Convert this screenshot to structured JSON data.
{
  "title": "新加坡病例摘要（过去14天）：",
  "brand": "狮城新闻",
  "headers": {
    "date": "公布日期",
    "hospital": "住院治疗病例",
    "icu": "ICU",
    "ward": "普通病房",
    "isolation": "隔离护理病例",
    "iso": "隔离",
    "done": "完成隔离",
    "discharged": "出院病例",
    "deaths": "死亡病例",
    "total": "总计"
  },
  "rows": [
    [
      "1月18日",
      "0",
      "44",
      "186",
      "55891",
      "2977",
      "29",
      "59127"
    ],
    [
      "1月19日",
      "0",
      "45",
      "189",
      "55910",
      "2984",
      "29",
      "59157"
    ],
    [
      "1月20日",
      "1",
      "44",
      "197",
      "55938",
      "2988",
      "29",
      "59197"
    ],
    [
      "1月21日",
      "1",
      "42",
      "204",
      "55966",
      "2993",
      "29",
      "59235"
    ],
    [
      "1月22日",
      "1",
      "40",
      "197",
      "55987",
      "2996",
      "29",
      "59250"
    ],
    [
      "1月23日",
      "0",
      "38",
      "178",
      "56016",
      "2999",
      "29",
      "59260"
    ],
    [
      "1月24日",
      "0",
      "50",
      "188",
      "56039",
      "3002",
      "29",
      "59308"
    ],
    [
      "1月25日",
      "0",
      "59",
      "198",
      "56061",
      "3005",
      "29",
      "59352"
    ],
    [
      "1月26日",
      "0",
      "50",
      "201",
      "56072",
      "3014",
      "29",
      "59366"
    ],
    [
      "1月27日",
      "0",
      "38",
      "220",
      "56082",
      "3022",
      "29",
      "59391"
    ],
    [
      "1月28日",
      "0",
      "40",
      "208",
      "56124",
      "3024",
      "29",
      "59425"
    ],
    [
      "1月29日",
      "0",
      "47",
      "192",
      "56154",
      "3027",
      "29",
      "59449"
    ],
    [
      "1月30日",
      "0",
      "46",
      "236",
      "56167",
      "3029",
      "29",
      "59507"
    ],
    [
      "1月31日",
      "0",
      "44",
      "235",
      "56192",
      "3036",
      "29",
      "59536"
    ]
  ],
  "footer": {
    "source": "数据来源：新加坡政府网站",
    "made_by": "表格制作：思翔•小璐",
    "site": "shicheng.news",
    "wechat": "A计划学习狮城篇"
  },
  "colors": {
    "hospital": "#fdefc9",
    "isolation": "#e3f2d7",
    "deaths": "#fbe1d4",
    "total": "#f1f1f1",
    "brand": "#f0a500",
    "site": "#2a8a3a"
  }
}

- - -

**The task:** Retype all of the entries precisely as they are.

**Reply to the task:**
Convert this screenshot to structured JSON data.
{
  "title": "新加坡病例摘要（过去14天）：",
  "brand": "狮城新闻",
  "headers": {
    "date": "公布日期",
    "hospital": "住院治疗病例",
    "icu": "ICU",
    "ward": "普通病房",
    "isolation": "隔离护理病例",
    "iso": "隔离",
    "done": "完成隔离",
    "discharged": "出院病例",
    "deaths": "死亡病例",
    "total": "总计"
  },
  "rows": [
    [
      "1月18日",
      "0",
      "44",
      "186",
      "55891",
      "2977",
      "29",
      "59127"
    ],
    [
      "1月19日",
      "0",
      "45",
      "189",
      "55910",
      "2984",
      "29",
      "59157"
    ],
    [
      "1月20日",
      "1",
      "44",
      "197",
      "55938",
      "2988",
      "29",
      "59197"
    ],
    [
      "1月21日",
      "1",
      "42",
      "204",
      "55966",
      "2993",
      "29",
      "59235"
    ],
    [
      "1月22日",
      "1",
      "40",
      "197",
      "55987",
      "2996",
      "29",
      "59250"
    ],
    [
      "1月23日",
      "0",
      "38",
      "178",
      "56016",
      "2999",
      "29",
      "59260"
    ],
    [
      "1月24日",
      "0",
      "50",
      "188",
      "56039",
      "3002",
      "29",
      "59308"
    ],
    [
      "1月25日",
      "0",
      "59",
      "198",
      "56061",
      "3005",
      "29",
      "59352"
    ],
    [
      "1月26日",
      "0",
      "50",
      "201",
      "56072",
      "3014",
      "29",
      "59366"
    ],
    [
      "1月27日",
      "0",
      "38",
      "220",
      "56082",
      "3022",
      "29",
      "59391"
    ],
    [
      "1月28日",
      "0",
      "40",
      "208",
      "56124",
      "3024",
      "29",
      "59425"
    ],
    [
      "1月29日",
      "0",
      "47",
      "192",
      "56154",
      "3027",
      "29",
      "59449"
    ],
    [
      "1月30日",
      "0",
      "46",
      "236",
      "56167",
      "3029",
      "29",
      "59507"
    ],
    [
      "1月31日",
      "0",
      "44",
      "235",
      "56192",
      "3036",
      "29",
      "59536"
    ]
  ],
  "footer": {
    "source": "数据来源：新加坡政府网站",
    "made_by": "表格制作：思翔•小璐",
    "site": "shicheng.news",
    "wechat": "A计划学习狮城篇"
  },
  "colors": {
    "hospital": "#fdefc9",
    "isolation": "#e3f2d7",
    "deaths": "#fbe1d4",
    "total": "#f1f1f1",
    "brand": "#f0a500",
    "site": "#2a8a3a"
  }
}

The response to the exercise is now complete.